■ GIVEN ENTRIES ■
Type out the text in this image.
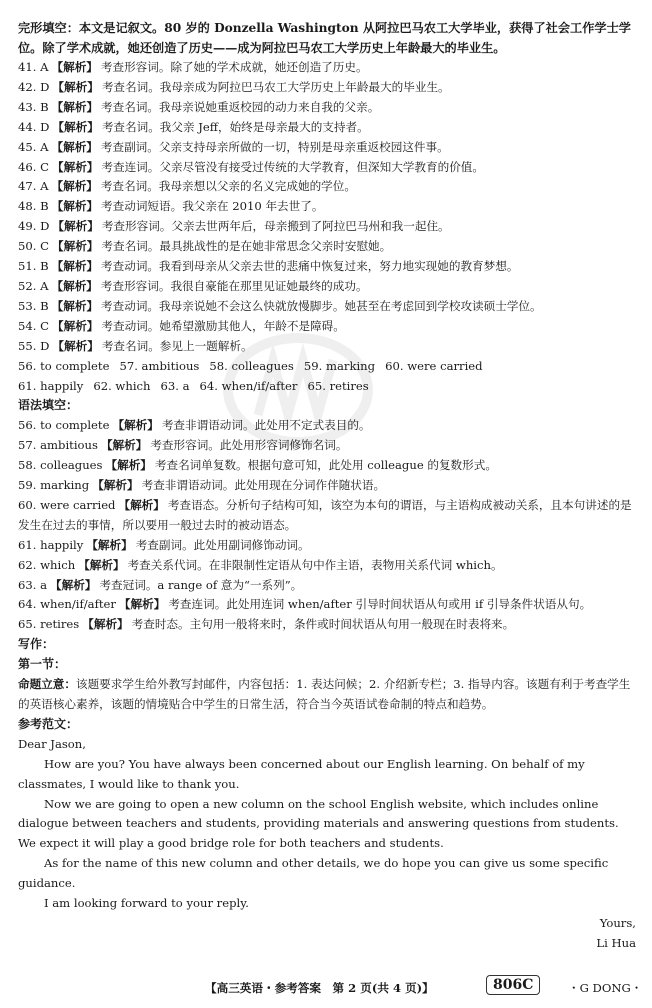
完形填空：本文是记叙文。80 岁的 Donzella Washington 从阿拉巴马农工大学毕业，获得了社会工作学士学位。除了学术成就，她还创造了历史——成为阿拉巴马农工大学历史上年龄最大的毕业生。

41. A 【解析】 考查形容词。除了她的学术成就，她还创造了历史。

42. D 【解析】 考查名词。我母亲成为阿拉巴马农工大学历史上年龄最大的毕业生。

43. B 【解析】 考查名词。我母亲说她重返校园的动力来自我的父亲。

44. D 【解析】 考查名词。我父亲 Jeff，始终是母亲最大的支持者。

45. A 【解析】 考查副词。父亲支持母亲所做的一切，特别是母亲重返校园这件事。

46. C 【解析】 考查连词。父亲尽管没有接受过传统的大学教育，但深知大学教育的价值。

47. A 【解析】 考查名词。我母亲想以父亲的名义完成她的学位。

48. B 【解析】 考查动词短语。我父亲在 2010 年去世了。

49. D 【解析】 考查形容词。父亲去世两年后，母亲搬到了阿拉巴马州和我一起住。

50. C 【解析】 考查名词。最具挑战性的是在她非常思念父亲时安慰她。

51. B 【解析】 考查动词。我看到母亲从父亲去世的悲痛中恢复过来，努力地实现她的教育梦想。

52. A 【解析】 考查形容词。我很自豪能在那里见证她最终的成功。

53. B 【解析】 考查动词。我母亲说她不会这么快就放慢脚步。她甚至在考虑回到学校攻读硕士学位。

54. C 【解析】 考查动词。她希望激励其他人，年龄不是障碍。

55. D 【解析】 考查名词。参见上一题解析。

56. to complete 57. ambitious 58. colleagues 59. marking 60. were carried

61. happily 62. which 63. a 64. when/if/after 65. retires

语法填空：

56. to complete 【解析】 考查非谓语动词。此处用不定式表目的。

57. ambitious 【解析】 考查形容词。此处用形容词修饰名词。

58. colleagues 【解析】 考查名词单复数。根据句意可知，此处用 colleague 的复数形式。

59. marking 【解析】 考查非谓语动词。此处用现在分词作伴随状语。

60. were carried 【解析】 考查语态。分析句子结构可知，该空为本句的谓语，与主语构成被动关系，且本句讲述的是发生在过去的事情，所以要用一般过去时的被动语态。

61. happily 【解析】 考查副词。此处用副词修饰动词。

62. which 【解析】 考查关系代词。在非限制性定语从句中作主语，表物用关系代词 which。

63. a 【解析】 考查冠词。a range of 意为“一系列”。

64. when/if/after 【解析】 考查连词。此处用连词 when/after 引导时间状语从句或用 if 引导条件状语从句。

65. retires 【解析】 考查时态。主句用一般将来时，条件或时间状语从句用一般现在时表将来。

写作：

第一节：

命题立意：该题要求学生给外教写封邮件，内容包括：1. 表达问候；2. 介绍新专栏；3. 指导内容。该题有利于考查学生的英语核心素养，该题的情境贴合中学生的日常生活，符合当今英语试卷命制的特点和趋势。

参考范文：

Dear Jason,

How are you? You have always been concerned about our English learning. On behalf of my classmates, I would like to thank you.

Now we are going to open a new column on the school English website, which includes online dialogue between teachers and students, providing materials and answering questions from students. We expect it will play a good bridge role for both teachers and students.

As for the name of this new column and other details, we do hope you can give us some specific guidance.

I am looking forward to your reply.

Yours,

Li Hua

【高三英语・参考答案　第 2 页(共 4 页)】	806C	・G DONG・
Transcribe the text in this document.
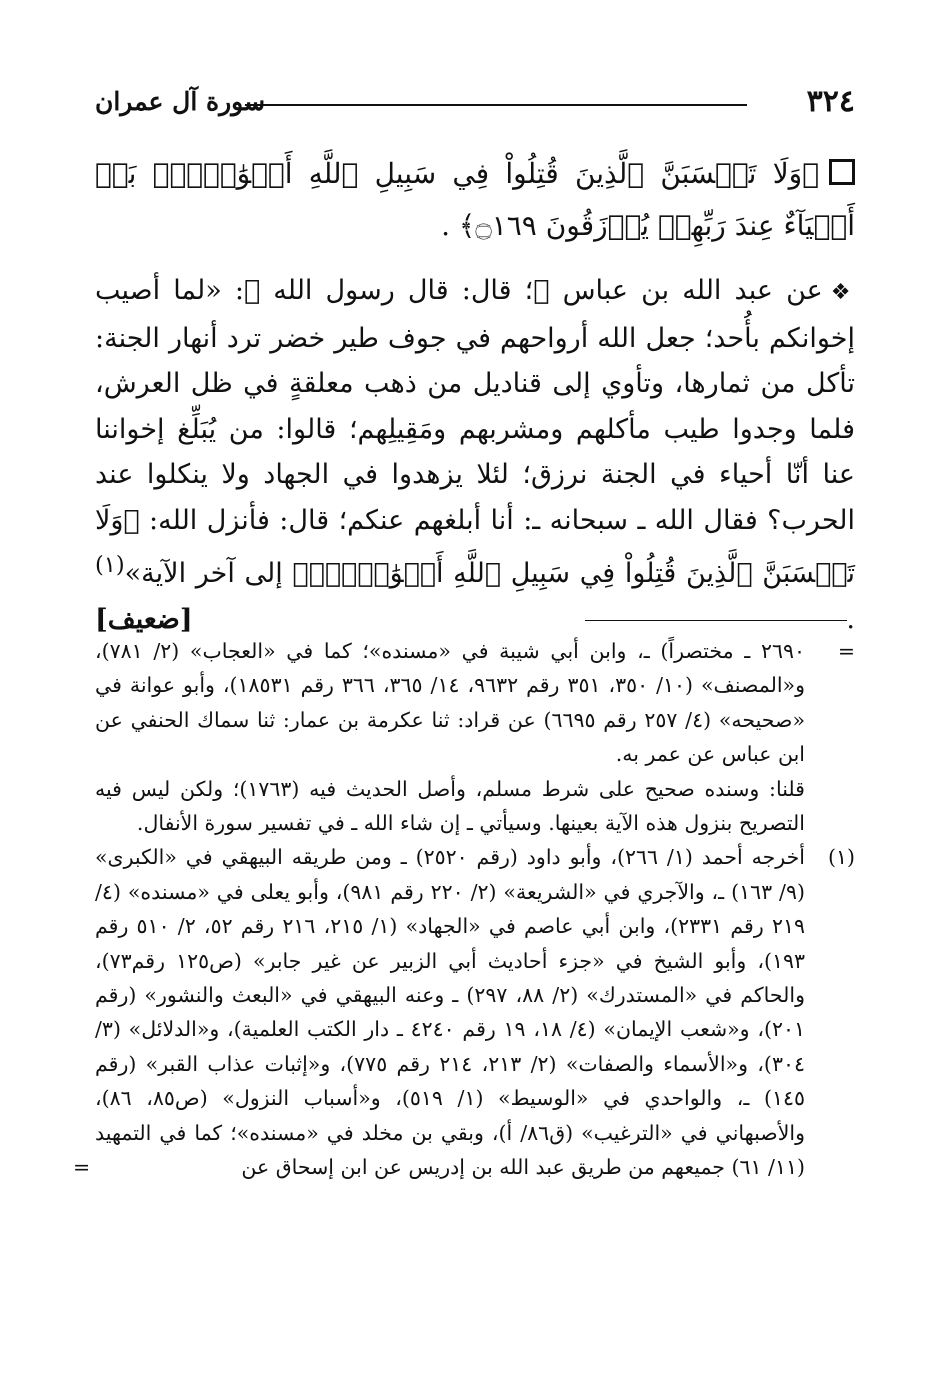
٣٢٤
سورة آل عمران
﴿وَلَا تَحۡسَبَنَّ ٱلَّذِينَ قُتِلُواْ فِي سَبِيلِ ٱللَّهِ أَمۡوَٰتَۢاۚ بَلۡ أَحۡيَآءٌ عِندَ رَبِّهِمۡ يُرۡزَقُونَ ۝١٦٩﴾ .
❖عن عبد الله بن عباس ﵄؛ قال: قال رسول الله ﷺ: «لما أصيب إخوانكم بأُحد؛ جعل الله أرواحهم في جوف طير خضر ترد أنهار الجنة: تأكل من ثمارها، وتأوي إلى قناديل من ذهب معلقةٍ في ظل العرش، فلما وجدوا طيب مأكلهم ومشربهم ومَقِيلِهم؛ قالوا: من يُبَلِّغ إخواننا عنا أنّا أحياء في الجنة نرزق؛ لئلا يزهدوا في الجهاد ولا ينكلوا عند الحرب؟ فقال الله ـ سبحانه ـ: أنا أبلغهم عنكم؛ قال: فأنزل الله: ﴿وَلَا تَحۡسَبَنَّ ٱلَّذِينَ قُتِلُواْ فِي سَبِيلِ ٱللَّهِ أَمۡوَٰتَۢاۚ﴾ إلى آخر الآية»$^{(١)}$ .
[ضعيف]
=

٢٦٩٠ ـ مختصراً) ـ، وابن أبي شيبة في «مسنده»؛ كما في «العجاب» (٢/ ٧٨١)، و«المصنف» (١٠/ ٣٥٠، ٣٥١ رقم ٩٦٣٢، ١٤/ ٣٦٥، ٣٦٦ رقم ١٨٥٣١)، وأبو عوانة في «صحيحه» (٤/ ٢٥٧ رقم ٦٦٩٥) عن قراد: ثنا عكرمة بن عمار: ثنا سماك الحنفي عن ابن عباس عن عمر به.

قلنا: وسنده صحيح على شرط مسلم، وأصل الحديث فيه (١٧٦٣)؛ ولكن ليس فيه التصريح بنزول هذه الآية بعينها. وسيأتي ـ إن شاء الله ـ في تفسير سورة الأنفال.

(١)

أخرجه أحمد (١/ ٢٦٦)، وأبو داود (رقم ٢٥٢٠) ـ ومن طريقه البيهقي في «الكبرى» (٩/ ١٦٣) ـ، والآجري في «الشريعة» (٢/ ٢٢٠ رقم ٩٨١)، وأبو يعلى في «مسنده» (٤/ ٢١٩ رقم ٢٣٣١)، وابن أبي عاصم في «الجهاد» (١/ ٢١٥، ٢١٦ رقم ٥٢، ٢/ ٥١٠ رقم ١٩٣)، وأبو الشيخ في «جزء أحاديث أبي الزبير عن غير جابر» (ص١٢٥ رقم٧٣)، والحاكم في «المستدرك» (٢/ ٨٨، ٢٩٧) ـ وعنه البيهقي في «البعث والنشور» (رقم ٢٠١)، و«شعب الإيمان» (٤/ ١٨، ١٩ رقم ٤٢٤٠ ـ دار الكتب العلمية)، و«الدلائل» (٣/ ٣٠٤)، و«الأسماء والصفات» (٢/ ٢١٣، ٢١٤ رقم ٧٧٥)، و«إثبات عذاب القبر» (رقم ١٤٥) ـ، والواحدي في «الوسيط» (١/ ٥١٩)، و«أسباب النزول» (ص٨٥، ٨٦)، والأصبهاني في «الترغيب» (ق٨٦/ أ)، وبقي بن مخلد في «مسنده»؛ كما في التمهيد (١١/ ٦١) جميعهم من طريق عبد الله بن إدريس عن ابن إسحاق عن

=
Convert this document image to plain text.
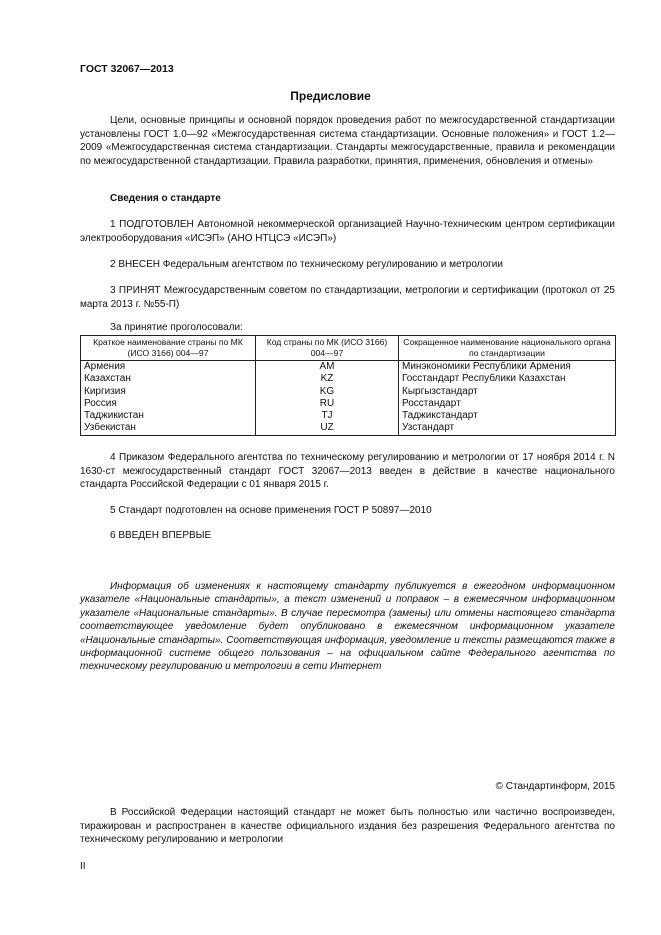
ГОСТ 32067—2013
Предисловие

Цели, основные принципы и основной порядок проведения работ по межгосударственной стандартизации установлены ГОСТ 1.0—92 «Межгосударственная система стандартизации. Основные положения» и ГОСТ 1.2—2009 «Межгосударственная система стандартизации. Стандарты межгосударственные, правила и рекомендации по межгосударственной стандартизации. Правила разработки, принятия, применения, обновления и отмены»

Сведения о стандарте

1 ПОДГОТОВЛЕН Автономной некоммерческой организацией Научно-техническим центром сертификации электрооборудования «ИСЭП» (АНО НТЦСЭ «ИСЭП»)

2 ВНЕСЕН Федеральным агентством по техническому регулированию и метрологии

3 ПРИНЯТ Межгосударственным советом по стандартизации, метрологии и сертификации (протокол от 25 марта 2013 г. №55-П)

За принятие проголосовали:
Краткое наименование страны по МК (ИСО 3166) 004—97	Код страны по МК (ИСО 3166) 004—97	Сокращенное наименование национального органа по стандартизации
Армения	AM	Минэкономики Республики Армения
Казахстан	KZ	Госстандарт Республики Казахстан
Киргизия	KG	Кыргызстандарт
Россия	RU	Росстандарт
Таджикистан	TJ	Таджикстандарт
Узбекистан	UZ	Узстандарт

4 Приказом Федерального агентства по техническому регулированию и метрологии от 17 ноября 2014 г. N 1630-ст межгосударственный стандарт ГОСТ 32067—2013 введен в действие в качестве национального стандарта Российской Федерации с 01 января 2015 г.

5 Стандарт подготовлен на основе применения ГОСТ Р 50897—2010

6 ВВЕДЕН ВПЕРВЫЕ

Информация об изменениях к настоящему стандарту публикуется в ежегодном информационном указателе «Национальные стандарты», а текст изменений и поправок – в ежемесячном информационном указателе «Национальные стандарты». В случае пересмотра (замены) или отмены настоящего стандарта соответствующее уведомление будет опубликовано в ежемесячном информационном указателе «Национальные стандарты». Соответствующая информация, уведомление и тексты размещаются также в информационной системе общего пользования – на официальном сайте Федерального агентства по техническому регулированию и метрологии в сети Интернет

© Стандартинформ, 2015

В Российской Федерации настоящий стандарт не может быть полностью или частично воспроизведен, тиражирован и распространен в качестве официального издания без разрешения Федерального агентства по техническому регулированию и метрологии

II
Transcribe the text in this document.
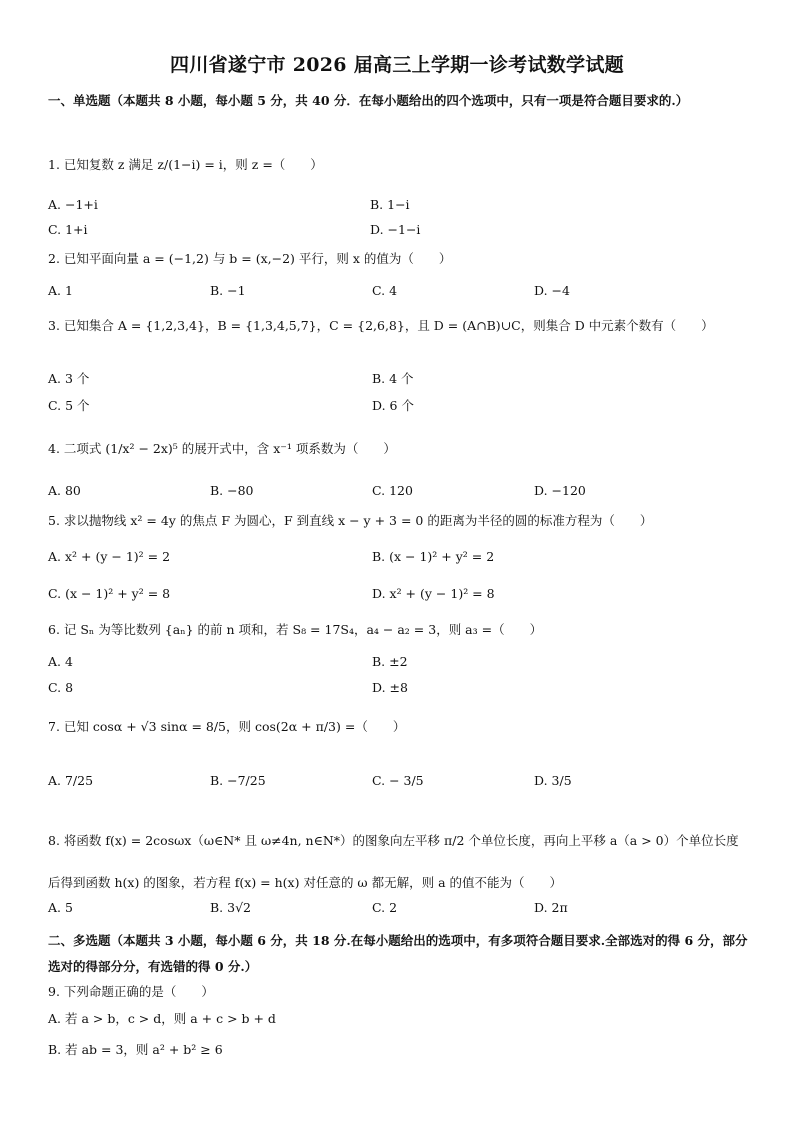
四川省遂宁市 2026 届高三上学期一诊考试数学试题
一、单选题（本题共 8 小题，每小题 5 分，共 40 分．在每小题给出的四个选项中，只有一项是符合题目要求的.）
1. 已知复数 z 满足 z/(1−i) = i，则 z =（　　）
A. −1+i	B. 1−i
C. 1+i	D. −1−i
2. 已知平面向量 a = (−1,2) 与 b = (x,−2) 平行，则 x 的值为（　　）
A. 1	B. −1	C. 4	D. −4
3. 已知集合 A = {1,2,3,4}，B = {1,3,4,5,7}，C = {2,6,8}，且 D = (A∩B)∪C，则集合 D 中元素个数有（　　）
A. 3 个	B. 4 个
C. 5 个	D. 6 个
4. 二项式 (1/x² − 2x)⁵ 的展开式中，含 x⁻¹ 项系数为（　　）
A. 80	B. −80	C. 120	D. −120
5. 求以抛物线 x² = 4y 的焦点 F 为圆心，F 到直线 x − y + 3 = 0 的距离为半径的圆的标准方程为（　　）
A. x² + (y − 1)² = 2	B. (x − 1)² + y² = 2
C. (x − 1)² + y² = 8	D. x² + (y − 1)² = 8
6. 记 Sₙ 为等比数列 {aₙ} 的前 n 项和，若 S₈ = 17S₄，a₄ − a₂ = 3，则 a₃ =（　　）
A. 4	B. ±2
C. 8	D. ±8
7. 已知 cosα + √3 sinα = 8/5，则 cos(2α + π/3) =（　　）
A. 7/25	B. −7/25	C. − 3/5	D. 3/5
8. 将函数 f(x) = 2cosωx（ω∈N* 且 ω≠4n, n∈N*）的图象向左平移 π/2 个单位长度，再向上平移 a（a > 0）个单位长度后得到函数 h(x) 的图象，若方程 f(x) = h(x) 对任意的 ω 都无解，则 a 的值不能为（　　）
A. 5	B. 3√2	C. 2	D. 2π
二、多选题（本题共 3 小题，每小题 6 分，共 18 分.在每小题给出的选项中，有多项符合题目要求.全部选对的得 6 分，部分选对的得部分分，有选错的得 0 分.）
9. 下列命题正确的是（　　）
A. 若 a > b，c > d，则 a + c > b + d
B. 若 ab = 3，则 a² + b² ≥ 6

■ WHAT YOU WILL DO ■
Copy all lines from the material that include "marking".

■ ANSWER TO THIS PROBLEM ■
56. to complete 57. ambitious 58. colleagues 59. marking 60. were carried
59. marking 【解析】 考查非谓语动词。此处用现在分词作伴随状语。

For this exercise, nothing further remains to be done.